◆ PROBLEM DETAILS ◆
Select the lines of the records containing the word "falsus" and list them.

◆ RECORD EXCERPTS ◆
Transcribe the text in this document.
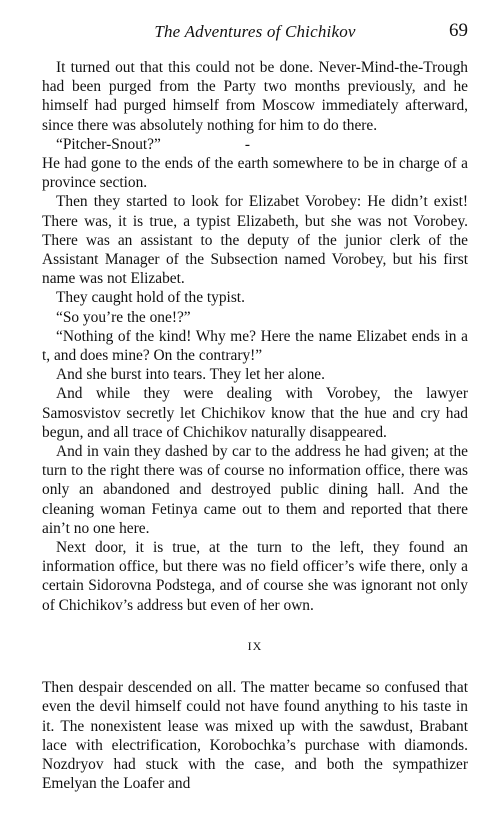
The Adventures of Chichikov	69

It turned out that this could not be done. Never-Mind-the-Trough had been purged from the Party two months previously, and he himself had purged himself from Moscow immediately afterward, since there was absolutely nothing for him to do there.

“Pitcher-Snout?”	-

He had gone to the ends of the earth somewhere to be in charge of a province section.

Then they started to look for Elizabet Vorobey: He didn’t exist! There was, it is true, a typist Elizabeth, but she was not Vorobey. There was an assistant to the deputy of the junior clerk of the Assistant Manager of the Subsection named Vorobey, but his first name was not Elizabet.

They caught hold of the typist.

“So you’re the one!?”

“Nothing of the kind! Why me? Here the name Elizabet ends in a t, and does mine? On the contrary!”

And she burst into tears. They let her alone.

And while they were dealing with Vorobey, the lawyer Samosvistov secretly let Chichikov know that the hue and cry had begun, and all trace of Chichikov naturally disappeared.

And in vain they dashed by car to the address he had given; at the turn to the right there was of course no information office, there was only an abandoned and destroyed public dining hall. And the cleaning woman Fetinya came out to them and reported that there ain’t no one here.

Next door, it is true, at the turn to the left, they found an information office, but there was no field officer’s wife there, only a certain Sidorovna Podstega, and of course she was ignorant not only of Chichikov’s address but even of her own.

IX

Then despair descended on all. The matter became so confused that even the devil himself could not have found anything to his taste in it. The nonexistent lease was mixed up with the sawdust, Brabant lace with electrification, Korobochka’s purchase with diamonds. Nozdryov had stuck with the case, and both the sympathizer Emelyan the Loafer and
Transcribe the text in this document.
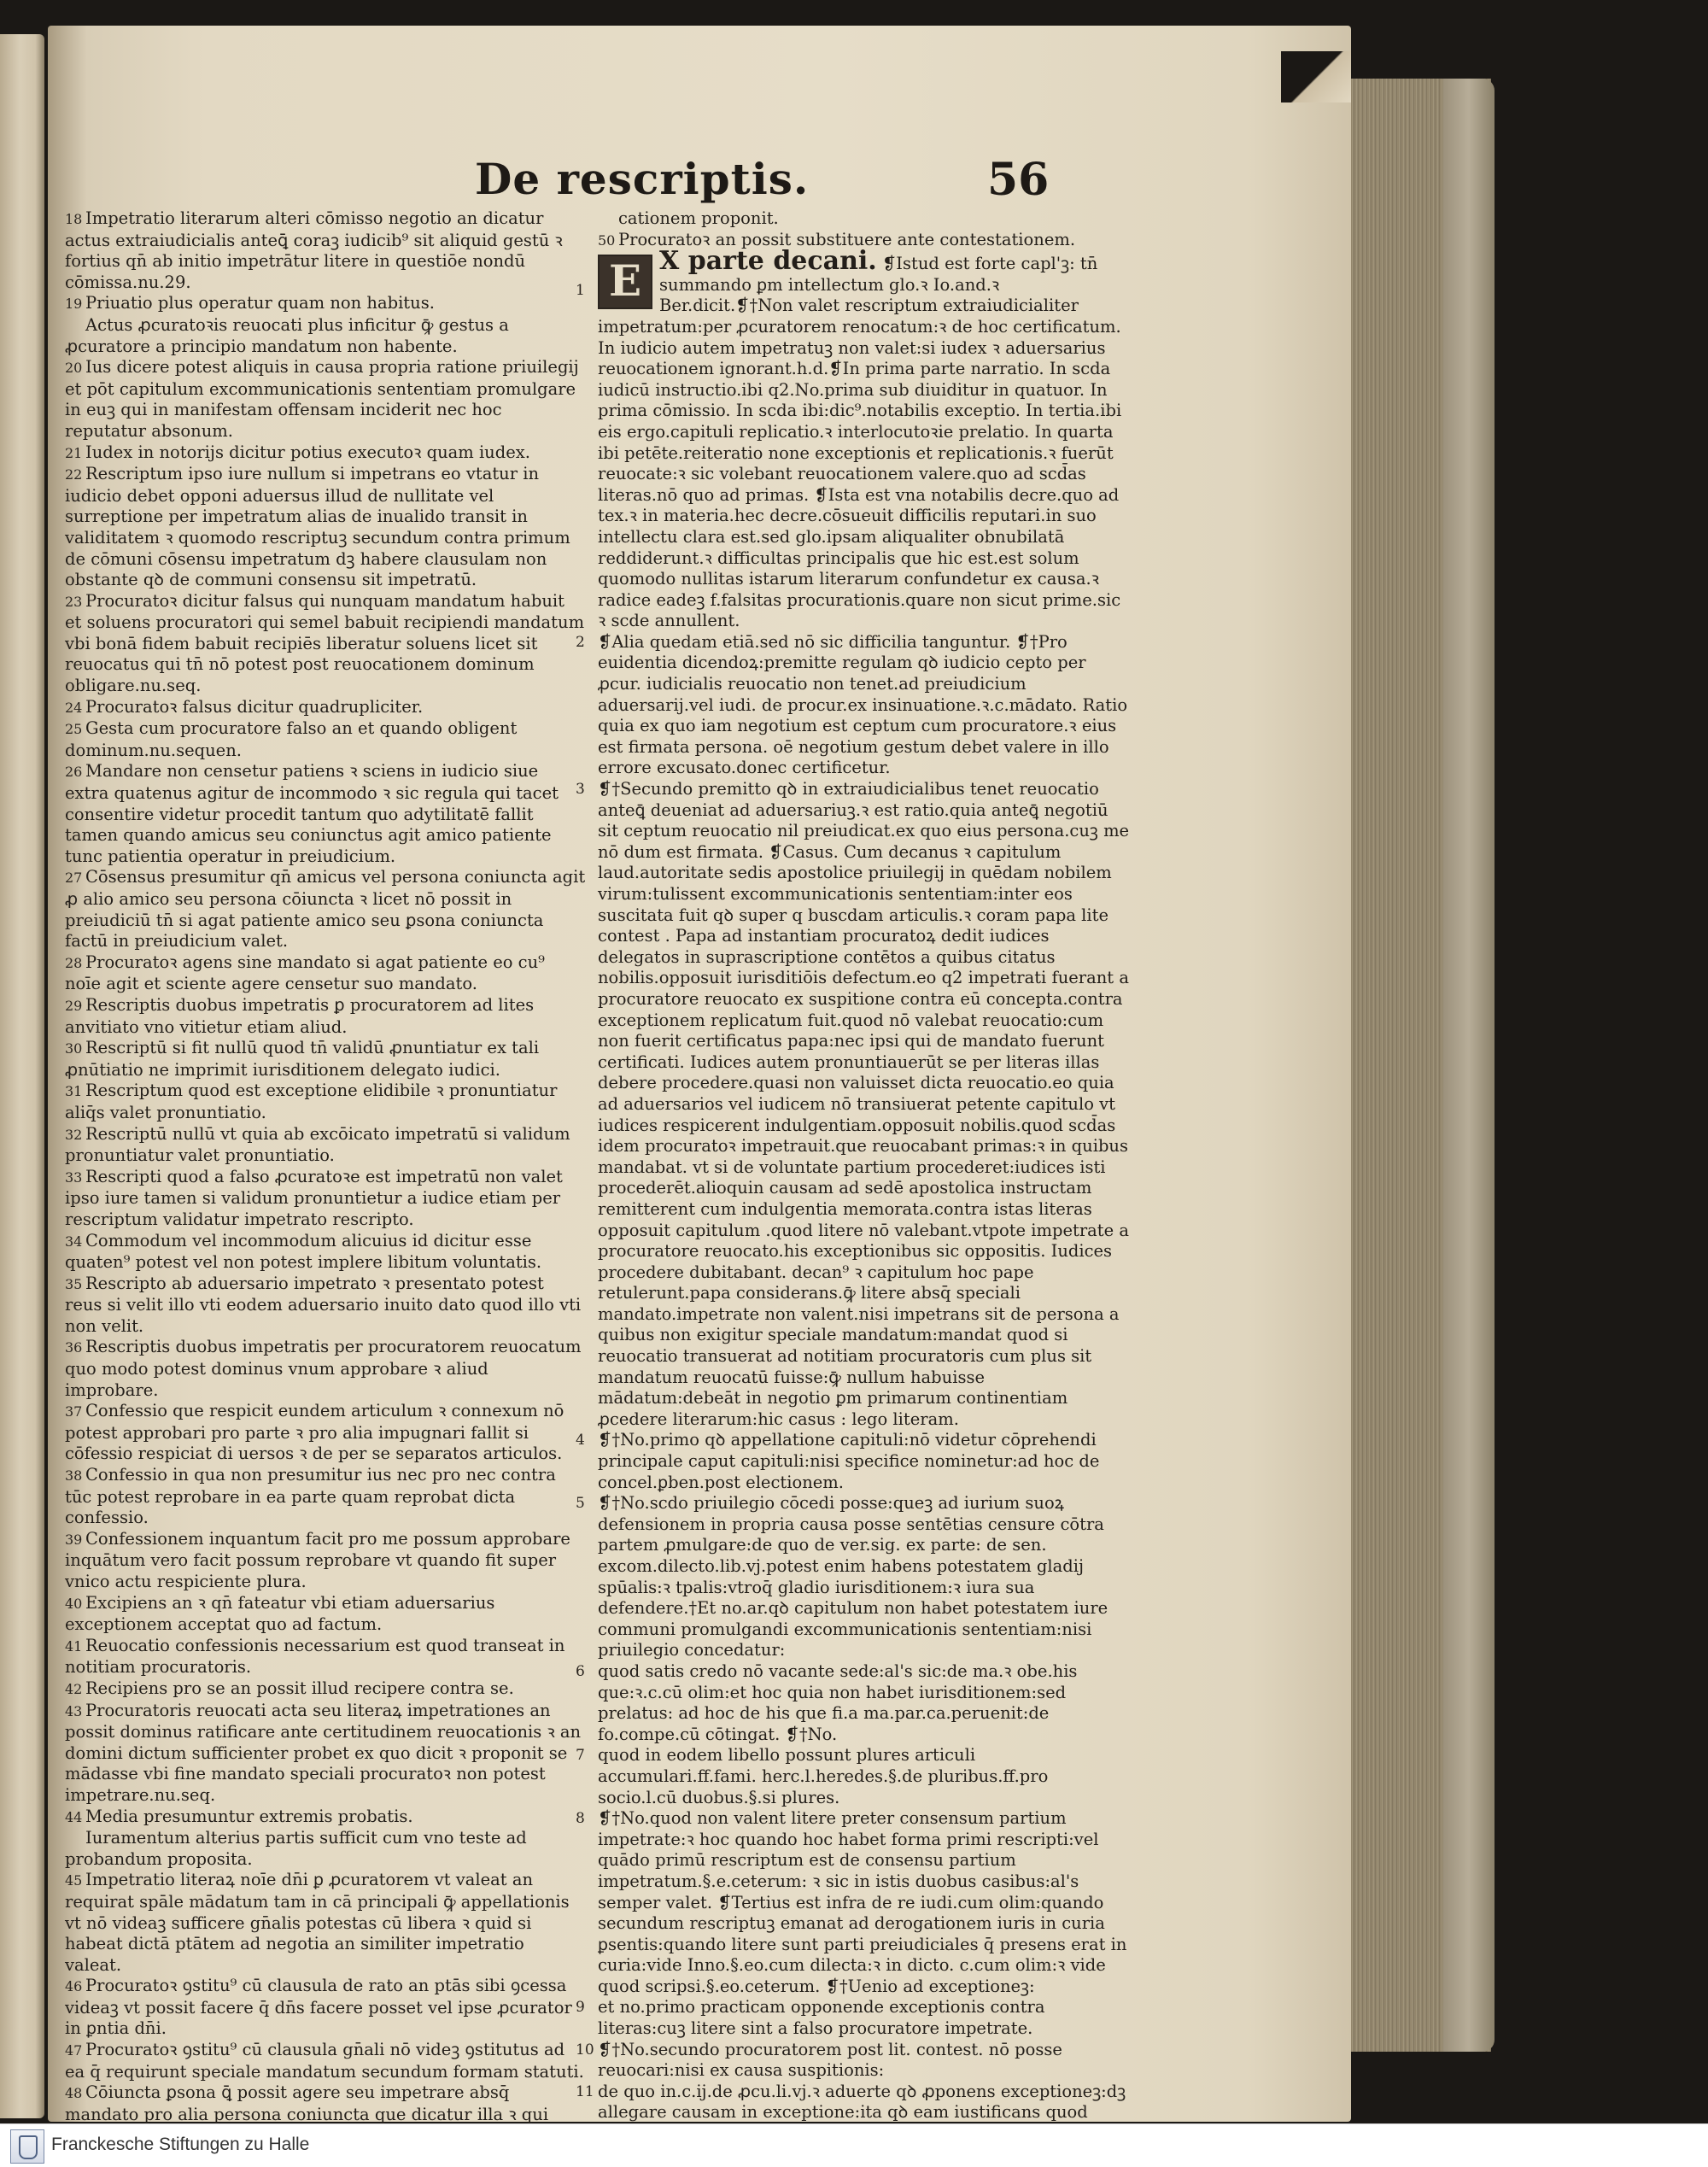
De rescriptis.	56
18 Impetratio literarum alteri cōmisso negotio an dicatur actus extraiudicialis anteꝗ̄ coraꝫ iudicib⁹ sit aliquid gestū ꝛ fortius qn̄ ab initio impetrātur litere in questiōe nondū cōmissa.nu.29.
19 Priuatio plus operatur quam non habitus.
Actus ꝓcuratoꝛis reuocati plus inficitur ꝙ̄ gestus a ꝓcuratore a principio mandatum non habente.
20 Ius dicere potest aliquis in causa propria ratione priuilegij et pōt capitulum excommunicationis sententiam promulgare in euꝫ qui in manifestam offensam inciderit nec hoc reputatur absonum.
21 Iudex in notorijs dicitur potius executoꝛ quam iudex.
22 Rescriptum ipso iure nullum si impetrans eo vtatur in iudicio debet opponi aduersus illud de nullitate vel surreptione per impetratum alias de inualido transit in validitatem ꝛ quomodo rescriptuꝫ secundum contra primum de cōmuni cōsensu impetratum dꝫ habere clausulam non obstante qꝺ de communi consensu sit impetratū.
23 Procuratoꝛ dicitur falsus qui nunquam mandatum habuit et soluens procuratori qui semel babuit recipiendi mandatum vbi bonā fidem babuit recipiēs liberatur soluens licet sit reuocatus qui tn̄ nō potest post reuocationem dominum obligare.nu.seq.
24 Procuratoꝛ falsus dicitur quadrupliciter.
25 Gesta cum procuratore falso an et quando obligent dominum.nu.sequen.
26 Mandare non censetur patiens ꝛ sciens in iudicio siue extra quatenus agitur de incommodo ꝛ sic regula qui tacet consentire videtur procedit tantum quo adytilitatē fallit tamen quando amicus seu coniunctus agit amico patiente tunc patientia operatur in preiudicium.
27 Cōsensus presumitur qn̄ amicus vel persona coniuncta agit ꝓ alio amico seu persona cōiuncta ꝛ licet nō possit in preiudiciū tn̄ si agat patiente amico seu ꝑsona coniuncta factū in preiudicium valet.
28 Procuratoꝛ agens sine mandato si agat patiente eo cu⁹ noīe agit et sciente agere censetur suo mandato.
29 Rescriptis duobus impetratis ꝑ procuratorem ad lites anvitiato vno vitietur etiam aliud.
30 Rescriptū si fit nullū quod tn̄ validū ꝓnuntiatur ex tali ꝓnūtiatio ne imprimit iurisditionem delegato iudici.
31 Rescriptum quod est exceptione elidibile ꝛ pronuntiatur aliq̄s valet pronuntiatio.
32 Rescriptū nullū vt quia ab excōicato impetratū si validum pronuntiatur valet pronuntiatio.
33 Rescripti quod a falso ꝓcuratoꝛe est impetratū non valet ipso iure tamen si validum pronuntietur a iudice etiam per rescriptum validatur impetrato rescripto.
34 Commodum vel incommodum alicuius id dicitur esse quaten⁹ potest vel non potest implere libitum voluntatis.
35 Rescripto ab aduersario impetrato ꝛ presentato potest reus si velit illo vti eodem aduersario inuito dato quod illo vti non velit.
36 Rescriptis duobus impetratis per procuratorem reuocatum quo modo potest dominus vnum approbare ꝛ aliud improbare.
37 Confessio que respicit eundem articulum ꝛ connexum nō potest approbari pro parte ꝛ pro alia impugnari fallit si cōfessio respiciat di uersos ꝛ de per se separatos articulos.
38 Confessio in qua non presumitur ius nec pro nec contra tūc potest reprobare in ea parte quam reprobat dicta confessio.
39 Confessionem inquantum facit pro me possum approbare inquātum vero facit possum reprobare vt quando fit super vnico actu respiciente plura.
40 Excipiens an ꝛ qn̄ fateatur vbi etiam aduersarius exceptionem acceptat quo ad factum.
41 Reuocatio confessionis necessarium est quod transeat in notitiam procuratoris.
42 Recipiens pro se an possit illud recipere contra se.
43 Procuratoris reuocati acta seu literaꝝ impetrationes an possit dominus ratificare ante certitudinem reuocationis ꝛ an domini dictum sufficienter probet ex quo dicit ꝛ proponit se mādasse vbi fine mandato speciali procuratoꝛ non potest impetrare.nu.seq.
44 Media presumuntur extremis probatis.
Iuramentum alterius partis sufficit cum vno teste ad probandum proposita.
45 Impetratio literaꝝ noīe dn̄i ꝑ ꝓcuratorem vt valeat an requirat spāle mādatum tam in cā principali ꝙ̄ appellationis vt nō videaꝫ sufficere gn̄alis potestas cū libera ꝛ quid si habeat dictā ptātem ad negotia an similiter impetratio valeat.
46 Procuratoꝛ ꝯstitu⁹ cū clausula de rato an ptās sibi ꝯcessa videaꝫ vt possit facere q̄ dn̄s facere posset vel ipse ꝓcurator in ꝑntia dn̄i.
47 Procuratoꝛ ꝯstitu⁹ cū clausula gn̄ali nō videꝫ ꝯstitutus ad ea q̄ requirunt speciale mandatum secundum formam statuti.
48 Cōiuncta ꝑsona ꝗ̄ possit agere seu impetrare absq̄ mandato pro alia persona coniuncta que dicatur illa ꝛ qui
cationem proponit.
50 Procuratoꝛ an possit substituere ante contestationem.
1 E X parte decani. ❡Istud est forte capl'ꝫ: tn̄ summando ꝑm intellectum glo.ꝛ Io.and.ꝛ Ber.dicit.❡†Non valet rescriptum extraiudicialiter impetratum:per ꝓcuratorem renocatum:ꝛ de hoc certificatum. In iudicio autem impetratuꝫ non valet:si iudex ꝛ aduersarius reuocationem ignorant.h.d.❡In prima parte narratio. In scda iudicū instructio.ibi q2.No.prima sub diuiditur in quatuor. In prima cōmissio. In scda ibi:dic⁹.notabilis exceptio. In tertia.ibi eis ergo.capituli replicatio.ꝛ interlocutoꝛie prelatio. In quarta ibi petēte.reiteratio none exceptionis et replicationis.ꝛ fuerūt reuocate:ꝛ sic volebant reuocationem valere.quo ad scd̄as literas.nō quo ad primas. ❡Ista est vna notabilis decre.quo ad tex.ꝛ in materia.hec decre.cōsueuit difficilis reputari.in suo intellectu clara est.sed glo.ipsam aliqualiter obnubilatā reddiderunt.ꝛ difficultas principalis que hic est.est solum quomodo nullitas istarum literarum confundetur ex causa.ꝛ radice eadeꝫ f.falsitas procurationis.quare non sicut prime.sic ꝛ scde annullent.
2 ❡Alia quedam etiā.sed nō sic difficilia tanguntur. ❡†Pro euidentia dicendoꝝ:premitte regulam qꝺ iudicio cepto per ꝓcur. iudicialis reuocatio non tenet.ad preiudicium aduersarij.vel iudi. de procur.ex insinuatione.ꝛ.c.mādato. Ratio quia ex quo iam negotium est ceptum cum procuratore.ꝛ eius est firmata persona. oē negotium gestum debet valere in illo errore excusato.donec certificetur.
3 ❡†Secundo premitto qꝺ in extraiudicialibus tenet reuocatio anteꝗ̄ deueniat ad aduersariuꝫ.ꝛ est ratio.quia anteꝗ̄ negotiū sit ceptum reuocatio nil preiudicat.ex quo eius persona.cuꝫ me nō dum est firmata. ❡Casus. Cum decanus ꝛ capitulum laud.autoritate sedis apostolice priuilegij in quēdam nobilem virum:tulissent excommunicationis sententiam:inter eos suscitata fuit qꝺ super q buscdam articulis.ꝛ coram papa lite contest . Papa ad instantiam procuratoꝝ dedit iudices delegatos in suprascriptione contētos a quibus citatus nobilis.opposuit iurisditiōis defectum.eo q2 impetrati fuerant a procuratore reuocato ex suspitione contra eū concepta.contra exceptionem replicatum fuit.quod nō valebat reuocatio:cum non fuerit certificatus papa:nec ipsi qui de mandato fuerunt certificati. Iudices autem pronuntiauerūt se per literas illas debere procedere.quasi non valuisset dicta reuocatio.eo quia ad aduersarios vel iudicem nō transiuerat petente capitulo vt iudices respicerent indulgentiam.opposuit nobilis.quod scd̄as idem procuratoꝛ impetrauit.que reuocabant primas:ꝛ in quibus mandabat. vt si de voluntate partium procederet:iudices isti procederēt.alioquin causam ad sedē apostolica instructam remitterent cum indulgentia memorata.contra istas literas opposuit capitulum .quod litere nō valebant.vtpote impetrate a procuratore reuocato.his exceptionibus sic oppositis. Iudices procedere dubitabant. decan⁹ ꝛ capitulum hoc pape retulerunt.papa considerans.ꝙ̄ litere absq̄ speciali mandato.impetrate non valent.nisi impetrans sit de persona a quibus non exigitur speciale mandatum:mandat quod si reuocatio transuerat ad notitiam procuratoris cum plus sit mandatum reuocatū fuisse:ꝙ̄ nullum habuisse mādatum:debeāt in negotio ꝑm primarum continentiam ꝓcedere literarum:hic casus : lego literam.
4 ❡†No.primo qꝺ appellatione capituli:nō videtur cōprehendi principale caput capituli:nisi specifice nominetur:ad hoc de concel.ꝑben.post electionem.
5 ❡†No.scdo priuilegio cōcedi posse:queꝫ ad iurium suoꝝ defensionem in propria causa posse sentētias censure cōtra partem ꝓmulgare:de quo de ver.sig. ex parte: de sen. excom.dilecto.lib.vj.potest enim habens potestatem gladij spūalis:ꝛ tpalis:vtroq̄ gladio iurisditionem:ꝛ iura sua defendere.†Et no.ar.qꝺ capitulum non habet potestatem iure communi promulgandi excommunicationis sententiam:nisi priuilegio concedatur:
6 quod satis credo nō vacante sede:al's sic:de ma.ꝛ obe.his que:ꝛ.c.cū olim:et hoc quia non habet iurisditionem:sed prelatus: ad hoc de his que fi.a ma.par.ca.peruenit:de fo.compe.cū cōtingat. ❡†No.
7 quod in eodem libello possunt plures articuli accumulari.ff.fami. herc.l.heredes.§.de pluribus.ff.pro socio.l.cū duobus.§.si plures.
8 ❡†No.quod non valent litere preter consensum partium impetrate:ꝛ hoc quando hoc habet forma primi rescripti:vel quādo primū rescriptum est de consensu partium impetratum.§.e.ceterum: ꝛ sic in istis duobus casibus:al's semper valet. ❡Tertius est infra de re iudi.cum olim:quando secundum rescriptuꝫ emanat ad derogationem iuris in curia ꝑsentis:quando litere sunt parti preiudiciales q̄ presens erat in curia:vide Inno.§.eo.cum dilecta:ꝛ in dicto. c.cum olim:ꝛ vide quod scripsi.§.eo.ceterum. ❡†Uenio ad exceptioneꝫ:
9 et no.primo practicam opponende exceptionis contra literas:cuꝫ litere sint a falso procuratore impetrate.
10 ❡†No.secundo procuratorem post lit. contest. nō posse reuocari:nisi ex causa suspitionis:
11 de quo in.c.ij.de ꝓcu.li.vj.ꝛ aduerte qꝺ ꝓponens exceptioneꝫ:dꝫ allegare causam in exceptione:ita qꝺ eam iustificans quod
Franckesche Stiftungen zu Halle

◆ FULL SOLUTION ◆
23 Procuratoꝛ dicitur falsus qui nunquam mandatum habuit et soluens procuratori qui semel babuit recipiendi mandatum vbi bonā fidem babuit recipiēs liberatur soluens licet sit reuocatus qui tn̄ nō potest post reuocationem dominum obligare.nu.seq.
24 Procuratoꝛ falsus dicitur quadrupliciter.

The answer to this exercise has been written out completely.